((
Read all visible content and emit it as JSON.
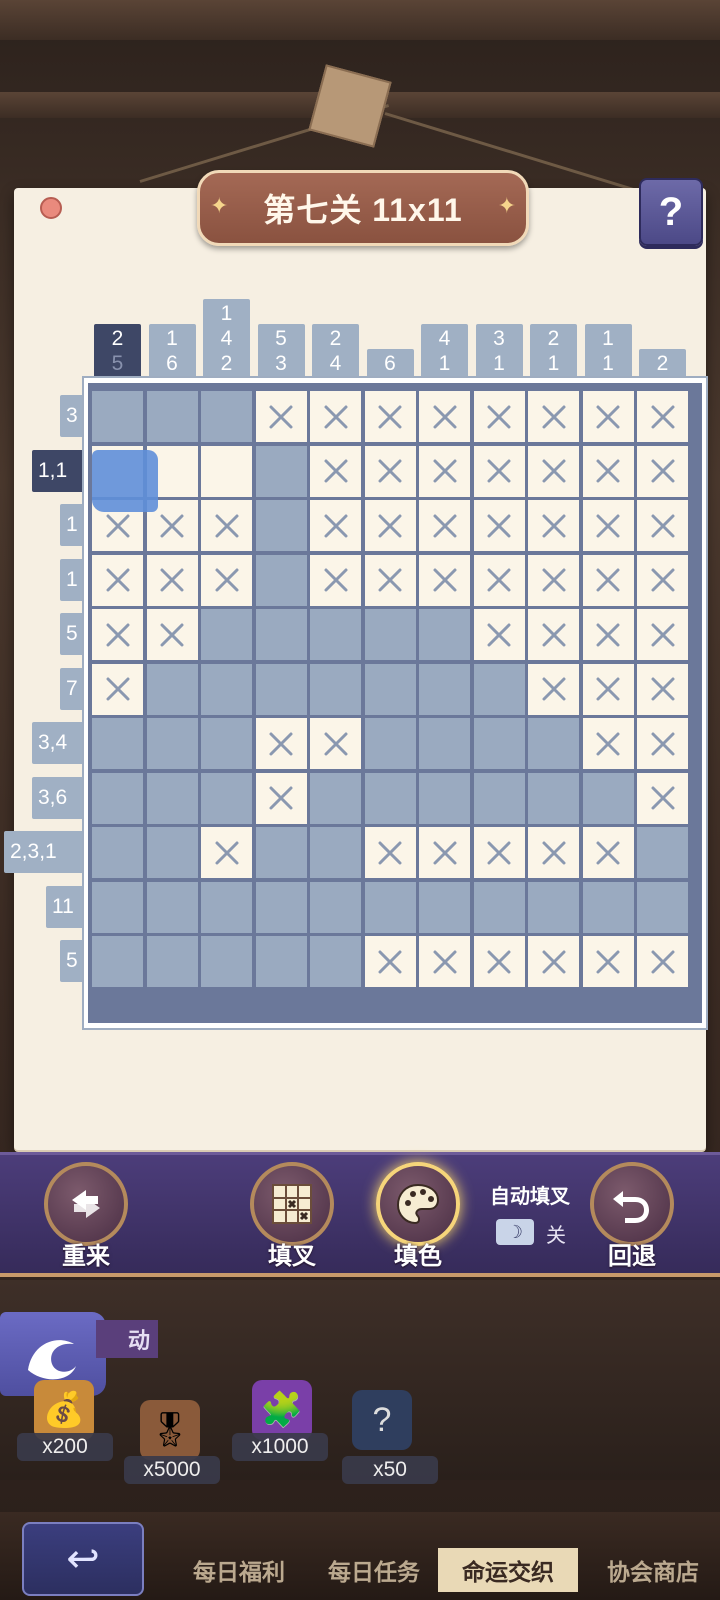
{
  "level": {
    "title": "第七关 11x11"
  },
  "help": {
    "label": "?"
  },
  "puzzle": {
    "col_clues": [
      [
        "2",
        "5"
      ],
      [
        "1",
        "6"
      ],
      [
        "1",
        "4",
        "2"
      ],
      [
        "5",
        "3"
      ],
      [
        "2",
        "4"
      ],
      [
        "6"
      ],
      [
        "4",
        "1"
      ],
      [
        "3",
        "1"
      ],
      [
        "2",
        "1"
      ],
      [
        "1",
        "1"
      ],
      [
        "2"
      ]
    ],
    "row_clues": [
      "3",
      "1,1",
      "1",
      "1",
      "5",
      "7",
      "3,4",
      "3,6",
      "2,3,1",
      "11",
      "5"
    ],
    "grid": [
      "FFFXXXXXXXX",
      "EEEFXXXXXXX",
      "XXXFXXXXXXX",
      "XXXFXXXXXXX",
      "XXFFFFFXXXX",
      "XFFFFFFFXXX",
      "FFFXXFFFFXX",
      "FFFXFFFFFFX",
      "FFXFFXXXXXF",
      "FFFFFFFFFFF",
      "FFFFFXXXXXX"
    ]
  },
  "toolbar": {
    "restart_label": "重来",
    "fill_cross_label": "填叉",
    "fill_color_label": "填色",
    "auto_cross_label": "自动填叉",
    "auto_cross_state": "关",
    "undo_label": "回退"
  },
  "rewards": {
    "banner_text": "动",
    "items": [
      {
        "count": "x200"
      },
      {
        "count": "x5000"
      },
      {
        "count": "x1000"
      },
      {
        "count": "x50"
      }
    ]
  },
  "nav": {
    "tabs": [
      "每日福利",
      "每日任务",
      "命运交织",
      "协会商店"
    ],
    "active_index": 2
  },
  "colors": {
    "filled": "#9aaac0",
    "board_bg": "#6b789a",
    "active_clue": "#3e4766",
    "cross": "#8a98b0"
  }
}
))
REQUIREMENT
Pictures are to be left out; the records above must be repeated word for word.

SOLUTION
Read all visible content and emit it as JSON.
{
  "level": {
    "title": "第七关 11x11"
  },
  "help": {
    "label": "?"
  },
  "puzzle": {
    "col_clues": [
      [
        "2",
        "5"
      ],
      [
        "1",
        "6"
      ],
      [
        "1",
        "4",
        "2"
      ],
      [
        "5",
        "3"
      ],
      [
        "2",
        "4"
      ],
      [
        "6"
      ],
      [
        "4",
        "1"
      ],
      [
        "3",
        "1"
      ],
      [
        "2",
        "1"
      ],
      [
        "1",
        "1"
      ],
      [
        "2"
      ]
    ],
    "row_clues": [
      "3",
      "1,1",
      "1",
      "1",
      "5",
      "7",
      "3,4",
      "3,6",
      "2,3,1",
      "11",
      "5"
    ],
    "grid": [
      "FFFXXXXXXXX",
      "EEEFXXXXXXX",
      "XXXFXXXXXXX",
      "XXXFXXXXXXX",
      "XXFFFFFXXXX",
      "XFFFFFFFXXX",
      "FFFXXFFFFXX",
      "FFFXFFFFFFX",
      "FFXFFXXXXXF",
      "FFFFFFFFFFF",
      "FFFFFXXXXXX"
    ]
  },
  "toolbar": {
    "restart_label": "重来",
    "fill_cross_label": "填叉",
    "fill_color_label": "填色",
    "auto_cross_label": "自动填叉",
    "auto_cross_state": "关",
    "undo_label": "回退"
  },
  "rewards": {
    "banner_text": "动",
    "items": [
      {
        "count": "x200"
      },
      {
        "count": "x5000"
      },
      {
        "count": "x1000"
      },
      {
        "count": "x50"
      }
    ]
  },
  "nav": {
    "tabs": [
      "每日福利",
      "每日任务",
      "命运交织",
      "协会商店"
    ],
    "active_index": 2
  },
  "colors": {
    "filled": "#9aaac0",
    "board_bg": "#6b789a",
    "active_clue": "#3e4766",
    "cross": "#8a98b0"
  }
}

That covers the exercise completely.